◆ **PROBLEM DESCRIPTION**
Leave out the images and repeat the listing below without a single change.

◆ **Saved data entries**
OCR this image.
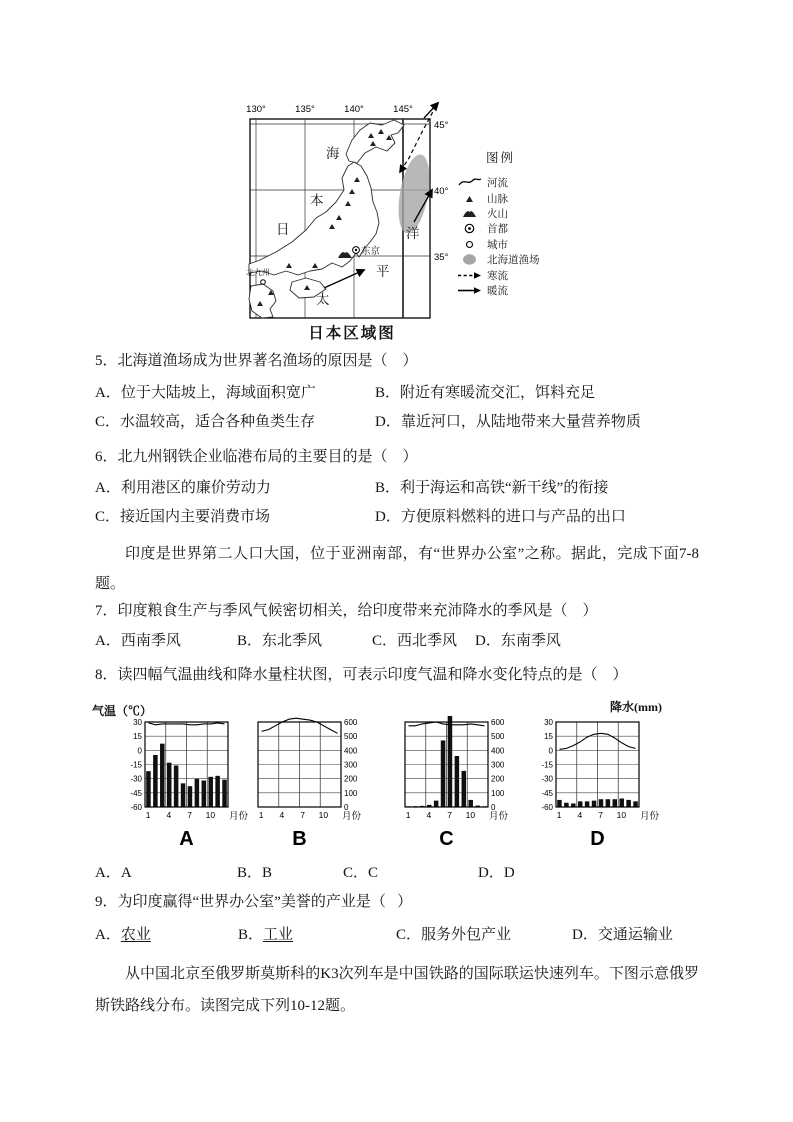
130°	135°	140°	145°
45°
40°
35°
海
本
日	洋
平
太
东京
北九州
图例
河流
山脉
火山
首都
城市
北海道渔场
寒流
暖流
日本区域图
5．北海道渔场成为世界著名渔场的原因是（    ）

A．位于大陆坡上，海域面积宽广

	B．附近有寒暖流交汇，饵料充足

C．水温较高，适合各种鱼类生存

	D．靠近河口，从陆地带来大量营养物质

6．北九州钢铁企业临港布局的主要目的是（    ）

A．利用港区的廉价劳动力

	B．利于海运和高铁“新干线”的衔接

C．接近国内主要消费市场

	D．方便原料燃料的进口与产品的出口

印度是世界第二人口大国，位于亚洲南部，有“世界办公室”之称。据此，完成下面7-8题。
7．印度粮食生产与季风气候密切相关，给印度带来充沛降水的季风是（    ）

A．西南季风

	B．东北季风

	C．西北季风

D．东南季风

8．读四幅气温曲线和降水量柱状图，可表示印度气温和降水变化特点的是（    ）
气温（℃）	降水(mm)
30
15
0
-15
-30
-45
-60
1 4 7 10 月份
A
600
500
400
300
200
100
0
1 4 7 10 月份
B
600
500
400
300
200
100
0
1 4 7 10 月份
C
30
15
0
-15
-30
-45
-60
1 4 7 10 月份
D

A．A

	B．B

	C．C

	D．D

9．为印度赢得“世界办公室”美誉的产业是（   ）

A．农业

	B．工业

	C．服务外包产业

	D．交通运输业

从中国北京至俄罗斯莫斯科的K3次列车是中国铁路的国际联运快速列车。下图示意俄罗斯铁路线分布。读图完成下列10-12题。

◆ **ANSWER FOR THIS EXERCISE**
OCR this image.
130°	135°	140°	145°
45°
40°
35°
海
本
日	洋
平
太
东京
北九州
图例
河流
山脉
火山
首都
城市
北海道渔场
寒流
暖流
日本区域图
5．北海道渔场成为世界著名渔场的原因是（    ）

A．位于大陆坡上，海域面积宽广

	B．附近有寒暖流交汇，饵料充足

C．水温较高，适合各种鱼类生存

	D．靠近河口，从陆地带来大量营养物质

6．北九州钢铁企业临港布局的主要目的是（    ）

A．利用港区的廉价劳动力

	B．利于海运和高铁“新干线”的衔接

C．接近国内主要消费市场

	D．方便原料燃料的进口与产品的出口

印度是世界第二人口大国，位于亚洲南部，有“世界办公室”之称。据此，完成下面7-8题。
7．印度粮食生产与季风气候密切相关，给印度带来充沛降水的季风是（    ）

A．西南季风

	B．东北季风

	C．西北季风

D．东南季风

8．读四幅气温曲线和降水量柱状图，可表示印度气温和降水变化特点的是（    ）
气温（℃）	降水(mm)
30
15
0
-15
-30
-45
-60
1 4 7 10 月份
A
600
500
400
300
200
100
0
1 4 7 10 月份
B
600
500
400
300
200
100
0
1 4 7 10 月份
C
30
15
0
-15
-30
-45
-60
1 4 7 10 月份
D

A．A

	B．B

	C．C

	D．D

9．为印度赢得“世界办公室”美誉的产业是（   ）

A．农业

	B．工业

	C．服务外包产业

	D．交通运输业

从中国北京至俄罗斯莫斯科的K3次列车是中国铁路的国际联运快速列车。下图示意俄罗斯铁路线分布。读图完成下列10-12题。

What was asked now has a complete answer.